### [RECORDS PROVIDED]
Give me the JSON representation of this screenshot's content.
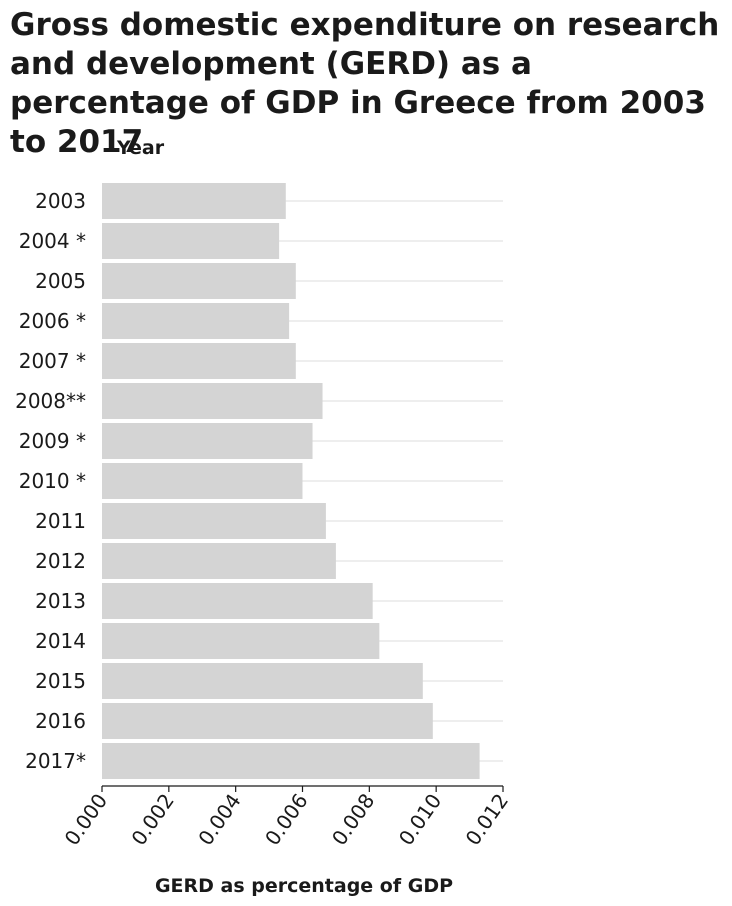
{
  "chart_data": {
    "type": "bar",
    "orientation": "horizontal",
    "title": "Gross domestic expenditure on research and development (GERD) as a percentage of GDP in Greece from 2003 to 2017",
    "ylabel": "Year",
    "xlabel": "GERD as percentage of GDP",
    "categories": [
      "2003",
      "2004 *",
      "2005",
      "2006 *",
      "2007 *",
      "2008**",
      "2009 *",
      "2010 *",
      "2011",
      "2012",
      "2013",
      "2014",
      "2015",
      "2016",
      "2017*"
    ],
    "values": [
      0.0055,
      0.0053,
      0.0058,
      0.0056,
      0.0058,
      0.0066,
      0.0063,
      0.006,
      0.0067,
      0.007,
      0.0081,
      0.0083,
      0.0096,
      0.0099,
      0.0113
    ],
    "xlim": [
      0,
      0.012
    ],
    "xticks": [
      "0.000",
      "0.002",
      "0.004",
      "0.006",
      "0.008",
      "0.010",
      "0.012"
    ],
    "grid": true,
    "bar_color": "#d4d4d4",
    "grid_color": "#dddddd"
  }
}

### [TASK STATEMENT]
Repeat the listing in full and exactly. Leave any pictures out.

### [RESULT]
Give me the JSON representation of this screenshot's content.
{
  "chart_data": {
    "type": "bar",
    "orientation": "horizontal",
    "title": "Gross domestic expenditure on research and development (GERD) as a percentage of GDP in Greece from 2003 to 2017",
    "ylabel": "Year",
    "xlabel": "GERD as percentage of GDP",
    "categories": [
      "2003",
      "2004 *",
      "2005",
      "2006 *",
      "2007 *",
      "2008**",
      "2009 *",
      "2010 *",
      "2011",
      "2012",
      "2013",
      "2014",
      "2015",
      "2016",
      "2017*"
    ],
    "values": [
      0.0055,
      0.0053,
      0.0058,
      0.0056,
      0.0058,
      0.0066,
      0.0063,
      0.006,
      0.0067,
      0.007,
      0.0081,
      0.0083,
      0.0096,
      0.0099,
      0.0113
    ],
    "xlim": [
      0,
      0.012
    ],
    "xticks": [
      "0.000",
      "0.002",
      "0.004",
      "0.006",
      "0.008",
      "0.010",
      "0.012"
    ],
    "grid": true,
    "bar_color": "#d4d4d4",
    "grid_color": "#dddddd"
  }
}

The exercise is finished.